[Dataset excerpt]
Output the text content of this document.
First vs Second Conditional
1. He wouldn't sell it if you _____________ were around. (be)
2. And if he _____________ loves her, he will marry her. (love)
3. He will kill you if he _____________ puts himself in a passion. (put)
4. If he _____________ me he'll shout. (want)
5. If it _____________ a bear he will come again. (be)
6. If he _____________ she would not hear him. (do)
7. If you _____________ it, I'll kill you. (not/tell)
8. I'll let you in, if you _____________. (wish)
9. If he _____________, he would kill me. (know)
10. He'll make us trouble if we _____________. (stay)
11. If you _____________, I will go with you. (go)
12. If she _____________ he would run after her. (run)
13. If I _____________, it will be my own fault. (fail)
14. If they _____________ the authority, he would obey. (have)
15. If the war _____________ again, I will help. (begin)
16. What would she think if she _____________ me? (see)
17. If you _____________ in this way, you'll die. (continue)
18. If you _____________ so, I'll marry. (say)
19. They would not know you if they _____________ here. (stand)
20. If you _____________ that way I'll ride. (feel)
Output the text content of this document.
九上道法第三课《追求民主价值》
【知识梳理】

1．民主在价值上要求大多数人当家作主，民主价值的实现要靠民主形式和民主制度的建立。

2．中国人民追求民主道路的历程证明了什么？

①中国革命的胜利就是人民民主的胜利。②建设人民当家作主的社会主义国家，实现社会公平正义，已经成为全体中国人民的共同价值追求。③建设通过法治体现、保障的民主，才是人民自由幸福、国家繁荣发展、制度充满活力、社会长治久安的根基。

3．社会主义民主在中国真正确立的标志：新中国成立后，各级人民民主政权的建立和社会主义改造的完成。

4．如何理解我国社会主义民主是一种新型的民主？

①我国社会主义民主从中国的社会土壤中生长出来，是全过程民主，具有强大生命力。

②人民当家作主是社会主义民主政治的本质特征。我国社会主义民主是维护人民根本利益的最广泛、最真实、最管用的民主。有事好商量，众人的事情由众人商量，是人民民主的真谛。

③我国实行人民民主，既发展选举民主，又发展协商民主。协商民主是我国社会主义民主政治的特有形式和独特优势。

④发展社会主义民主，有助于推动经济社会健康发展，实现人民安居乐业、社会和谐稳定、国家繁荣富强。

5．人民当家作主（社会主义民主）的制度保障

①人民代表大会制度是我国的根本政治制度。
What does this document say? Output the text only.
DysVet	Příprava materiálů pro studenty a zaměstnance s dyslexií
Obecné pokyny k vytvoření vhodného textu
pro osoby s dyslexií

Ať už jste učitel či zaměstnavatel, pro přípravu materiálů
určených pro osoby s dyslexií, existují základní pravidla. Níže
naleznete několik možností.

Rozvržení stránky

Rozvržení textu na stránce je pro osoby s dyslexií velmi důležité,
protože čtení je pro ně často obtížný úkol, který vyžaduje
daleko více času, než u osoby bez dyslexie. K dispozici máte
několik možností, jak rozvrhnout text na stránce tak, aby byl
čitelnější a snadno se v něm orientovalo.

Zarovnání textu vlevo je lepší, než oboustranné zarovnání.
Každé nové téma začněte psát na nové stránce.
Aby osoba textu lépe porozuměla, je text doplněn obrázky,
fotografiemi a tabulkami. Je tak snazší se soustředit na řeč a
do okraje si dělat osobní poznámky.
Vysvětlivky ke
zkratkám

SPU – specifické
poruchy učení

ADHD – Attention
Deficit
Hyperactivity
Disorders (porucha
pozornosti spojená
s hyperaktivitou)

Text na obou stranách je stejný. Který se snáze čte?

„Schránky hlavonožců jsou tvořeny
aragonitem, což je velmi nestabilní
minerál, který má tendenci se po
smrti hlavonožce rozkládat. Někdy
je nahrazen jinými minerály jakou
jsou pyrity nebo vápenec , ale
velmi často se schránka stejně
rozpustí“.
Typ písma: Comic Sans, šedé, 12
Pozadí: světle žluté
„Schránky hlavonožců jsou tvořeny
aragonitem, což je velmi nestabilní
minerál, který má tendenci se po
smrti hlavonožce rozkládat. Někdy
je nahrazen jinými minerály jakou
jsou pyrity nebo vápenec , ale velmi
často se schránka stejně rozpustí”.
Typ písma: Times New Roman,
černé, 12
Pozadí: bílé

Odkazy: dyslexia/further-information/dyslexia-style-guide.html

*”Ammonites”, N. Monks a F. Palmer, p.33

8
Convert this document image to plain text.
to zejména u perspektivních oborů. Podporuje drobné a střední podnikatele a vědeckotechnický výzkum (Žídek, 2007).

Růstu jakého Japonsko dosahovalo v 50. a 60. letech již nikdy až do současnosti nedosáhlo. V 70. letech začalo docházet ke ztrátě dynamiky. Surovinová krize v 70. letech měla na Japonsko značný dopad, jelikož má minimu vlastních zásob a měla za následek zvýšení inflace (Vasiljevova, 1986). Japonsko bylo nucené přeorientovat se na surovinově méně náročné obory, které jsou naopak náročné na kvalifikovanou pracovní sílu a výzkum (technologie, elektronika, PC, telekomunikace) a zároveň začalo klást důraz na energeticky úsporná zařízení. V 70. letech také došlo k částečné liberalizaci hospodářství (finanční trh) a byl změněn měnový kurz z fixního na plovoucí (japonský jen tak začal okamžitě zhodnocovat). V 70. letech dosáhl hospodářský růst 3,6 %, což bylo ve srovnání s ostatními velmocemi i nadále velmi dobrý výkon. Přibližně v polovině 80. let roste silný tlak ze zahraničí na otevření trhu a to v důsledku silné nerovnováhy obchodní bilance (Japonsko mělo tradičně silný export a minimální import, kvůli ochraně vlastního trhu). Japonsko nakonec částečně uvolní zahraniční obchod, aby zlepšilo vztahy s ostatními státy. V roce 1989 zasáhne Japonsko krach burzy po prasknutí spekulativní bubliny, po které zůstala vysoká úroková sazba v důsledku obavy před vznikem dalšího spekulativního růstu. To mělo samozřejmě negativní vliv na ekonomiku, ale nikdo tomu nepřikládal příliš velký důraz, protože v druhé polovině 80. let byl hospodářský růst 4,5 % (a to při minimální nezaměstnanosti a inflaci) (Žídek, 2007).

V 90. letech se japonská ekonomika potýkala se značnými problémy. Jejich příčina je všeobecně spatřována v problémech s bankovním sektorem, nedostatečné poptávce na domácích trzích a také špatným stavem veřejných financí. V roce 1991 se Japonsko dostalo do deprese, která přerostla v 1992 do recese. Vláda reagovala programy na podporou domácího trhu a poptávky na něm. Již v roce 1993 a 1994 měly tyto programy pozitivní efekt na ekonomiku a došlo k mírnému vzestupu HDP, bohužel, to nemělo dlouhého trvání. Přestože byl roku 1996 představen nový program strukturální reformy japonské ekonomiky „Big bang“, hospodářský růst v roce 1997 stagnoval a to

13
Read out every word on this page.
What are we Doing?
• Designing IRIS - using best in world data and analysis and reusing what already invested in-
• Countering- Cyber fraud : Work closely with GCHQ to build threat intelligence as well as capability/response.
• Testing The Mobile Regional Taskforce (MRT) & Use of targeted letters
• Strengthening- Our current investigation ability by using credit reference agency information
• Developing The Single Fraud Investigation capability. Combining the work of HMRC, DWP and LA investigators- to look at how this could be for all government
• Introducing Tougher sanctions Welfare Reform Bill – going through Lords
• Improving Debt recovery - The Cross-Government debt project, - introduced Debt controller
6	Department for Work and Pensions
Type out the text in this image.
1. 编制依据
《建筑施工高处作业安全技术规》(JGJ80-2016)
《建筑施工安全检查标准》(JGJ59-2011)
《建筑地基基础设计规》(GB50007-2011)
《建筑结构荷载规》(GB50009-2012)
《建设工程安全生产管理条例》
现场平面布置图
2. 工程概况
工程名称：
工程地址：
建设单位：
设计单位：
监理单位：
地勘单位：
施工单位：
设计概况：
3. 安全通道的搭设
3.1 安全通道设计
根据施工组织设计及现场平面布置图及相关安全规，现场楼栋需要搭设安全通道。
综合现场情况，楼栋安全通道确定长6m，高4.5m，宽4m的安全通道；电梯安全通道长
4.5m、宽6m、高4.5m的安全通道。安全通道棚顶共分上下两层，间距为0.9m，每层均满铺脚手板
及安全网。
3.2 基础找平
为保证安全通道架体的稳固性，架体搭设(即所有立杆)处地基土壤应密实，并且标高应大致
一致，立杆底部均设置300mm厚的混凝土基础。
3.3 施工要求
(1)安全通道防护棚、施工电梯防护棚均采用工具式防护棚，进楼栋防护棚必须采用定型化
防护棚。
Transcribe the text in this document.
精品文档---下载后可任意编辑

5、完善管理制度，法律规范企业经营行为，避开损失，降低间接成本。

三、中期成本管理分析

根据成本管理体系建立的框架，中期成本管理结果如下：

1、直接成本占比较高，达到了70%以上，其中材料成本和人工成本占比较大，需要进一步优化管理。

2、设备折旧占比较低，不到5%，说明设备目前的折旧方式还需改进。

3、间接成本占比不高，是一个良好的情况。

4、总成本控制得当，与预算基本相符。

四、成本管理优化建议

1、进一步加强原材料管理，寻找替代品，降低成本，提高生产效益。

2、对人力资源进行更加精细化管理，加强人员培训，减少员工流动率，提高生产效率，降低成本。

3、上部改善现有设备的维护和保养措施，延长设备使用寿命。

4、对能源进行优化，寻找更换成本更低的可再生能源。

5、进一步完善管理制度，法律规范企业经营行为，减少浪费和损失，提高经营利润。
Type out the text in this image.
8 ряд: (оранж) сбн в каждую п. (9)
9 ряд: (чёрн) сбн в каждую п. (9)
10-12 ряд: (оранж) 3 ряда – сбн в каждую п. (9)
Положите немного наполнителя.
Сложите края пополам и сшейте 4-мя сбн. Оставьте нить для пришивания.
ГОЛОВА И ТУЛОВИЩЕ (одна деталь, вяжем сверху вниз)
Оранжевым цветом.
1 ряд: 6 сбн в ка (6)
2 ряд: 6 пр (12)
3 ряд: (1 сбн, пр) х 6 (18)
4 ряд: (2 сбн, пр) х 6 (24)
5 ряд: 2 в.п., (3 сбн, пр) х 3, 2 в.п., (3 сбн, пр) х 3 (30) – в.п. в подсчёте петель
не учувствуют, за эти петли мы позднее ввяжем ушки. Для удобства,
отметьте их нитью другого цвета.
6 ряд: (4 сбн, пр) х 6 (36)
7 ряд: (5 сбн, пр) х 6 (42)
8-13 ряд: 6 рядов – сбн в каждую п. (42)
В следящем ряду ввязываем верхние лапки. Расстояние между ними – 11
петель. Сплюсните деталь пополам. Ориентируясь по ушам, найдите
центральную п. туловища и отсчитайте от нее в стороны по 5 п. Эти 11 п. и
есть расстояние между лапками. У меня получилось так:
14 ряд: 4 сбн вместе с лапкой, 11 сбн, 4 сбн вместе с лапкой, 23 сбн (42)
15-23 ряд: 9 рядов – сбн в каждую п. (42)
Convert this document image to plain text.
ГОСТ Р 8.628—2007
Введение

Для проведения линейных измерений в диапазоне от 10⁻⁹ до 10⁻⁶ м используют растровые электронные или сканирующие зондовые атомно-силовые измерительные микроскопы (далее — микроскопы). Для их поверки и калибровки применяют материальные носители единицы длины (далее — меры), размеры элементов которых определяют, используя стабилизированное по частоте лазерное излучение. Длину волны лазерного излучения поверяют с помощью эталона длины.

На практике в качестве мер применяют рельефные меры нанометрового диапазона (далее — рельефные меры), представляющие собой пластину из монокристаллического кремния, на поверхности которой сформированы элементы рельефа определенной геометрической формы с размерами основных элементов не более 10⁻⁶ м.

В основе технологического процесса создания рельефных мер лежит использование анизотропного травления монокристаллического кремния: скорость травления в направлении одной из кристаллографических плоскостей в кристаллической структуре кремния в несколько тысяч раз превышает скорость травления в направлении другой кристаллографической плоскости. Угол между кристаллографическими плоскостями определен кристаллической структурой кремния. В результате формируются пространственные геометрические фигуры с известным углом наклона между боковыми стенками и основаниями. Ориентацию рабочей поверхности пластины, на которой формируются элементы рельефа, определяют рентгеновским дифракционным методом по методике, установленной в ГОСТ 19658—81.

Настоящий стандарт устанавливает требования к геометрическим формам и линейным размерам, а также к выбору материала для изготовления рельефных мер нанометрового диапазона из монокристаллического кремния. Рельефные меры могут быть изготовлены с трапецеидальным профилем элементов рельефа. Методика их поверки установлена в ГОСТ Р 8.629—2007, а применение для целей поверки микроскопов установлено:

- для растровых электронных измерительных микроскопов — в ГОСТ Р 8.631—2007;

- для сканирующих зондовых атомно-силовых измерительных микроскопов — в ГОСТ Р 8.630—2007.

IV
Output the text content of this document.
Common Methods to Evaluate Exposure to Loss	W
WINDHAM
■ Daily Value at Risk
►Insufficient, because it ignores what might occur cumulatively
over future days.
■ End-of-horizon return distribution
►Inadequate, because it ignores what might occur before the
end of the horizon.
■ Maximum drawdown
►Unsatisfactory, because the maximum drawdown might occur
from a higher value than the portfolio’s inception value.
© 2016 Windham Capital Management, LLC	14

Work required:
Count every line of the records that holds "velmi". State the number, nothing else.

Task response:
6